### Data provided ###

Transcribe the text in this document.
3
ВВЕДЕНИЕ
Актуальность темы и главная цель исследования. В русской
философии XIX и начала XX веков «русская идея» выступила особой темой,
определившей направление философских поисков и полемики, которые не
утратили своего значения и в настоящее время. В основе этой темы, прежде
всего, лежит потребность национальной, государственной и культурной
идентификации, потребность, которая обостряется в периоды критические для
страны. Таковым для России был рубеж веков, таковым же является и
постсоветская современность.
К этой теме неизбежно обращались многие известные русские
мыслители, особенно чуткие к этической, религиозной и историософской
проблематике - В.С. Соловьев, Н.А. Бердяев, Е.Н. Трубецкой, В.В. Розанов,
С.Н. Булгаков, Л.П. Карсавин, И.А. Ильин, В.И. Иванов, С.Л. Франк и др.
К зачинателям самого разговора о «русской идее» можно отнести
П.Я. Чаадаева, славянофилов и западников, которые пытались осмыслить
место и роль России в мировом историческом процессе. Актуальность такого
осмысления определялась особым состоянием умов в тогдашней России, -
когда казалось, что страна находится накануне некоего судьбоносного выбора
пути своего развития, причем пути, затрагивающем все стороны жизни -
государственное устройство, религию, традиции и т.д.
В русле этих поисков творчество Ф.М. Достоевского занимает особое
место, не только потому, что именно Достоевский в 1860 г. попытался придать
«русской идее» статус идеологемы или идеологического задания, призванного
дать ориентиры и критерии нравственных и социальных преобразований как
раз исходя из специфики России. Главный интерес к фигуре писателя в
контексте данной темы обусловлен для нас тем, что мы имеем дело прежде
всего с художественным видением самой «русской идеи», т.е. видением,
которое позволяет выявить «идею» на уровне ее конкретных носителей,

###

What to work on ->
Return all of the above records exactly, leaving no line out.

Answer to this exercise ->
Transcribe the text in this document.
3
ВВЕДЕНИЕ
Актуальность темы и главная цель исследования. В русской
философии XIX и начала XX веков «русская идея» выступила особой темой,
определившей направление философских поисков и полемики, которые не
утратили своего значения и в настоящее время. В основе этой темы, прежде
всего, лежит потребность национальной, государственной и культурной
идентификации, потребность, которая обостряется в периоды критические для
страны. Таковым для России был рубеж веков, таковым же является и
постсоветская современность.
К этой теме неизбежно обращались многие известные русские
мыслители, особенно чуткие к этической, религиозной и историософской
проблематике - В.С. Соловьев, Н.А. Бердяев, Е.Н. Трубецкой, В.В. Розанов,
С.Н. Булгаков, Л.П. Карсавин, И.А. Ильин, В.И. Иванов, С.Л. Франк и др.
К зачинателям самого разговора о «русской идее» можно отнести
П.Я. Чаадаева, славянофилов и западников, которые пытались осмыслить
место и роль России в мировом историческом процессе. Актуальность такого
осмысления определялась особым состоянием умов в тогдашней России, -
когда казалось, что страна находится накануне некоего судьбоносного выбора
пути своего развития, причем пути, затрагивающем все стороны жизни -
государственное устройство, религию, традиции и т.д.
В русле этих поисков творчество Ф.М. Достоевского занимает особое
место, не только потому, что именно Достоевский в 1860 г. попытался придать
«русской идее» статус идеологемы или идеологического задания, призванного
дать ориентиры и критерии нравственных и социальных преобразований как
раз исходя из специфики России. Главный интерес к фигуре писателя в
контексте данной темы обусловлен для нас тем, что мы имеем дело прежде
всего с художественным видением самой «русской идеи», т.е. видением,
которое позволяет выявить «идею» на уровне ее конкретных носителей,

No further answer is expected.